Layout annotation records:
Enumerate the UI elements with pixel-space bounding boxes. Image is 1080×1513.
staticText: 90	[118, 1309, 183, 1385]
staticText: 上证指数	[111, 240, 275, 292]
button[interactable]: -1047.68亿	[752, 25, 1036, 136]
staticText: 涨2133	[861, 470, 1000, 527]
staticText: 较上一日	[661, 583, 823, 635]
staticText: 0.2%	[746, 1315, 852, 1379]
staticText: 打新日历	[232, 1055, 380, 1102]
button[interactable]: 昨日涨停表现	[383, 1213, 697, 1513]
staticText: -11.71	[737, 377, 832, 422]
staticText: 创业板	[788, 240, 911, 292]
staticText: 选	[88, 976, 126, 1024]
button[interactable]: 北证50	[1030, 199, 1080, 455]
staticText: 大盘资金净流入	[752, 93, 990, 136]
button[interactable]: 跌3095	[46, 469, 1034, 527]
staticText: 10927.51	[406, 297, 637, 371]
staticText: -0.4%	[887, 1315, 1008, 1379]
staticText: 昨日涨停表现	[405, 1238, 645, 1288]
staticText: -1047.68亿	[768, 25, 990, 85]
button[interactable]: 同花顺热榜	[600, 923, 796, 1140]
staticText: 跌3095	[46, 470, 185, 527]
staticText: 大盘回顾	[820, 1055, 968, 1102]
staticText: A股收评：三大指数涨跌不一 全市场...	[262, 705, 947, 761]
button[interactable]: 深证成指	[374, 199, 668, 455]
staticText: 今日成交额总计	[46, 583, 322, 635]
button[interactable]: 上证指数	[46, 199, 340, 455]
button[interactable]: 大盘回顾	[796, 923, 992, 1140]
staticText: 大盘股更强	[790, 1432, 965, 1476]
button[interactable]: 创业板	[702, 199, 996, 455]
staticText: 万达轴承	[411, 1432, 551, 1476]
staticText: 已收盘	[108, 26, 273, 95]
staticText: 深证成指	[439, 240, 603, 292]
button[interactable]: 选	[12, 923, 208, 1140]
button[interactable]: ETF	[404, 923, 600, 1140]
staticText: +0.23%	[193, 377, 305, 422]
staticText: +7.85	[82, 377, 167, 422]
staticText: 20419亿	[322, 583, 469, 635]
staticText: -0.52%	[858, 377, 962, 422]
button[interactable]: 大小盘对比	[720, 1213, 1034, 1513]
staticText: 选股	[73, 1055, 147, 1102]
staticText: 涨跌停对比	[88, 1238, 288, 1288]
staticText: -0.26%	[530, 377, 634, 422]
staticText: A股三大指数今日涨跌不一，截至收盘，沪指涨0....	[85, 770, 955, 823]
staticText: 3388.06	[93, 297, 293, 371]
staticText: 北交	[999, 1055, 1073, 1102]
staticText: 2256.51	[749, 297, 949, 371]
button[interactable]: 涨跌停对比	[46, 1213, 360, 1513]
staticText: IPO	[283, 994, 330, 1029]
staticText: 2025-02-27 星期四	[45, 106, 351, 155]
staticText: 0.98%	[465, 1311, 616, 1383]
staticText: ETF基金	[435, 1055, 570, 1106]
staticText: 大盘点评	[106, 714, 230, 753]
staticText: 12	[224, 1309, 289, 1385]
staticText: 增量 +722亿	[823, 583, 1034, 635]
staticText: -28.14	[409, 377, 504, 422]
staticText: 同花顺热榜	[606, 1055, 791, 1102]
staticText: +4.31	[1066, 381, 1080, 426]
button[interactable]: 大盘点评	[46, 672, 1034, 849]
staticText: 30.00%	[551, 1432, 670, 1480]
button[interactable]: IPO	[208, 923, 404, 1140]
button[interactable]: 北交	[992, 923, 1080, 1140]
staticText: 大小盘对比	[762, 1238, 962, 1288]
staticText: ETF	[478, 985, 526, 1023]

> _Set task_
Update the records above by changing every "interactable" to "clickable" and keeping all other text the same.

> _Reply to the task_
Enumerate the UI elements with pixel-space bounding boxes. Image is 1080×1513.
staticText: 90	[118, 1309, 183, 1385]
staticText: 上证指数	[111, 240, 275, 292]
button[clickable]: -1047.68亿	[752, 25, 1036, 136]
staticText: 涨2133	[861, 470, 1000, 527]
staticText: 较上一日	[661, 583, 823, 635]
staticText: 0.2%	[746, 1315, 852, 1379]
staticText: 打新日历	[232, 1055, 380, 1102]
button[clickable]: 昨日涨停表现	[383, 1213, 697, 1513]
staticText: -11.71	[737, 377, 832, 422]
staticText: 创业板	[788, 240, 911, 292]
staticText: 选	[88, 976, 126, 1024]
button[clickable]: 北证50	[1030, 199, 1080, 455]
staticText: 大盘资金净流入	[752, 93, 990, 136]
button[clickable]: 跌3095	[46, 469, 1034, 527]
staticText: 10927.51	[406, 297, 637, 371]
staticText: -0.4%	[887, 1315, 1008, 1379]
staticText: 昨日涨停表现	[405, 1238, 645, 1288]
staticText: -1047.68亿	[768, 25, 990, 85]
button[clickable]: 同花顺热榜	[600, 923, 796, 1140]
staticText: 跌3095	[46, 470, 185, 527]
staticText: 大盘回顾	[820, 1055, 968, 1102]
staticText: A股收评：三大指数涨跌不一 全市场...	[262, 705, 947, 761]
button[clickable]: 深证成指	[374, 199, 668, 455]
staticText: 今日成交额总计	[46, 583, 322, 635]
button[clickable]: 上证指数	[46, 199, 340, 455]
button[clickable]: 大盘回顾	[796, 923, 992, 1140]
staticText: 大盘股更强	[790, 1432, 965, 1476]
button[clickable]: 创业板	[702, 199, 996, 455]
staticText: 万达轴承	[411, 1432, 551, 1476]
staticText: 已收盘	[108, 26, 273, 95]
staticText: 深证成指	[439, 240, 603, 292]
button[clickable]: 选	[12, 923, 208, 1140]
button[clickable]: ETF	[404, 923, 600, 1140]
staticText: +0.23%	[193, 377, 305, 422]
staticText: +7.85	[82, 377, 167, 422]
staticText: 20419亿	[322, 583, 469, 635]
staticText: -0.52%	[858, 377, 962, 422]
button[clickable]: 大小盘对比	[720, 1213, 1034, 1513]
staticText: 选股	[73, 1055, 147, 1102]
staticText: 涨跌停对比	[88, 1238, 288, 1288]
staticText: -0.26%	[530, 377, 634, 422]
staticText: A股三大指数今日涨跌不一，截至收盘，沪指涨0....	[85, 770, 955, 823]
staticText: 3388.06	[93, 297, 293, 371]
staticText: 北交	[999, 1055, 1073, 1102]
staticText: 2256.51	[749, 297, 949, 371]
button[clickable]: 涨跌停对比	[46, 1213, 360, 1513]
staticText: IPO	[283, 994, 330, 1029]
staticText: 2025-02-27 星期四	[45, 106, 351, 155]
staticText: 0.98%	[465, 1311, 616, 1383]
staticText: ETF基金	[435, 1055, 570, 1106]
staticText: 大盘点评	[106, 714, 230, 753]
staticText: 12	[224, 1309, 289, 1385]
staticText: 增量 +722亿	[823, 583, 1034, 635]
staticText: -28.14	[409, 377, 504, 422]
staticText: 同花顺热榜	[606, 1055, 791, 1102]
staticText: +4.31	[1066, 381, 1080, 426]
button[clickable]: 大盘点评	[46, 672, 1034, 849]
staticText: 30.00%	[551, 1432, 670, 1480]
button[clickable]: IPO	[208, 923, 404, 1140]
button[clickable]: 北交	[992, 923, 1080, 1140]
staticText: 大小盘对比	[762, 1238, 962, 1288]
staticText: ETF	[478, 985, 526, 1023]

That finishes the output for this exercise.